BEGIN EXCERPTED DATA

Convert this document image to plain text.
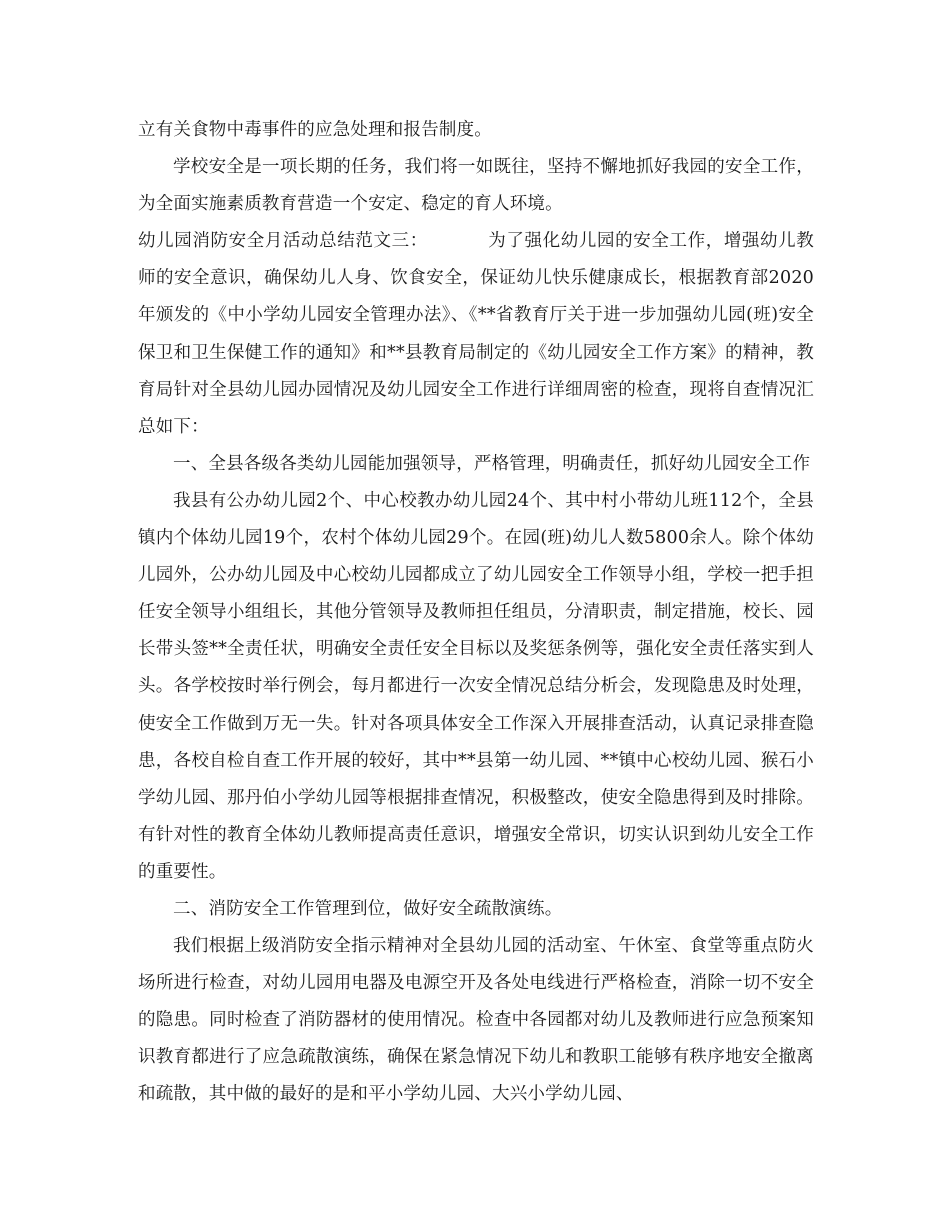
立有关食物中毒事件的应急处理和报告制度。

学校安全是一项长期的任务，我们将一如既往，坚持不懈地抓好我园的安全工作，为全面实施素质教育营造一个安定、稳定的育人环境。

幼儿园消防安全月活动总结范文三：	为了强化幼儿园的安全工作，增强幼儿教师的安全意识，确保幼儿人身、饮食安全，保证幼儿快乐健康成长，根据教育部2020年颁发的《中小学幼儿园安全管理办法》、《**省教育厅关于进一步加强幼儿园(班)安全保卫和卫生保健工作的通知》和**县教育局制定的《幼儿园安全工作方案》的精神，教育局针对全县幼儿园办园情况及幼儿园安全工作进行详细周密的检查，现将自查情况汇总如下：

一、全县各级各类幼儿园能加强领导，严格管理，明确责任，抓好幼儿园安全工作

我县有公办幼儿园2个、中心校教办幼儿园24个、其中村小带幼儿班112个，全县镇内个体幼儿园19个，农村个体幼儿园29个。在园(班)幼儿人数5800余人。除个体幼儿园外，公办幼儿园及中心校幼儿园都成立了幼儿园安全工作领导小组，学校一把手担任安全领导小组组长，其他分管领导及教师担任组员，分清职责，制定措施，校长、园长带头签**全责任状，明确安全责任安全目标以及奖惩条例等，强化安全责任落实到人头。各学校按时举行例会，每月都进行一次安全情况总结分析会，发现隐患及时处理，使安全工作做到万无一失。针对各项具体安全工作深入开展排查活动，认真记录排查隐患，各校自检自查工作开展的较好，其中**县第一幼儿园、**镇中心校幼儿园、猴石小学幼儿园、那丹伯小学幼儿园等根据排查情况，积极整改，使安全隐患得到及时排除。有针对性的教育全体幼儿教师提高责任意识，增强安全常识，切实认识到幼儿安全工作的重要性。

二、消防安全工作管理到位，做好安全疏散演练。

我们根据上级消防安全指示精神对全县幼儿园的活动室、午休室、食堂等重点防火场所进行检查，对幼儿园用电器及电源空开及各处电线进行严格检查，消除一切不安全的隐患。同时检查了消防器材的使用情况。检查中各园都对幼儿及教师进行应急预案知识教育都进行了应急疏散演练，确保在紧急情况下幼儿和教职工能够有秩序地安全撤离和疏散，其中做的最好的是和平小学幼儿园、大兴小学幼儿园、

END EXCERPTED DATA
BEGIN EXCERPTED DATA

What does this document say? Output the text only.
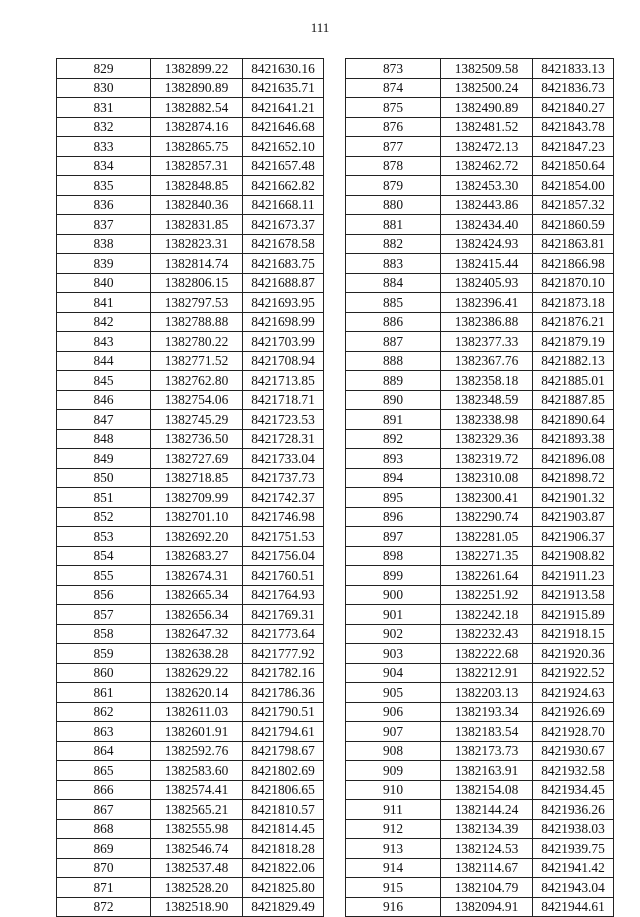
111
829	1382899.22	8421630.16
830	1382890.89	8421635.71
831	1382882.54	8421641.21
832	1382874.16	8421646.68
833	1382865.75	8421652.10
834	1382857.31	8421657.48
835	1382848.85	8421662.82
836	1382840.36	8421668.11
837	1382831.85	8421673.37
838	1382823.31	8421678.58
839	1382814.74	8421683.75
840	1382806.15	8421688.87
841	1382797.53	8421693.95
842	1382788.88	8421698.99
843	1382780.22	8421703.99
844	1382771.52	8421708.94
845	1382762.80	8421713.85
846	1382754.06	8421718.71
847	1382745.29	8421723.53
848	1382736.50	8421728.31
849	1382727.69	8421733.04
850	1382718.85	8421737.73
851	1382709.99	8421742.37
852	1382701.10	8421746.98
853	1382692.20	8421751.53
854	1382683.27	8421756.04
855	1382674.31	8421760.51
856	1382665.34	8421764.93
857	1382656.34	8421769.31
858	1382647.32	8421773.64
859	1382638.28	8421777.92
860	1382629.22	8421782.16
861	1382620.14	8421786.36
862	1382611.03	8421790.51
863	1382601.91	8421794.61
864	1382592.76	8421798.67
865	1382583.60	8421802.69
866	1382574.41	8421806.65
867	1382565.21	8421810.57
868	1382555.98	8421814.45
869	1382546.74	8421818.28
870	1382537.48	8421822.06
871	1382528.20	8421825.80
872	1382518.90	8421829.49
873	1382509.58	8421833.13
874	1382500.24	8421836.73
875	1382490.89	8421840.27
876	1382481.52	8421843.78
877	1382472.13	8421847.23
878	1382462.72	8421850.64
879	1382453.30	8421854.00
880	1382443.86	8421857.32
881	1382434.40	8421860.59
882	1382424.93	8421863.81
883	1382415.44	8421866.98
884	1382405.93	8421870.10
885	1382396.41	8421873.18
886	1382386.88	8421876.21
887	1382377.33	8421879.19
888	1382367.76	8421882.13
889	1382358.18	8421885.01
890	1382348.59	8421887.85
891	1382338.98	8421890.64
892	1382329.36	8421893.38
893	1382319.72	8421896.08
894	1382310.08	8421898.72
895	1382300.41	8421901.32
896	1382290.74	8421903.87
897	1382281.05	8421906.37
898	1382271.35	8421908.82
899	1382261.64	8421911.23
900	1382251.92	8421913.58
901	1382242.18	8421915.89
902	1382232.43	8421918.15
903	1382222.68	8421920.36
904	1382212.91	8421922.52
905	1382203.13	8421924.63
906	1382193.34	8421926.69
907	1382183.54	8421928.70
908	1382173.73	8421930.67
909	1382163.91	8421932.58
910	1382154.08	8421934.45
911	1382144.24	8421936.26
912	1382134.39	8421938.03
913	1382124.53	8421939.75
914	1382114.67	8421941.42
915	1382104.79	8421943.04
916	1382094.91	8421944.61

END EXCERPTED DATA

#### TASK INSTRUCTIONS
Scan the material above. Return every line containing the string "document".

#### ANSWER IN FULL
Convert this document image to plain text.
What does this document say? Output the text only.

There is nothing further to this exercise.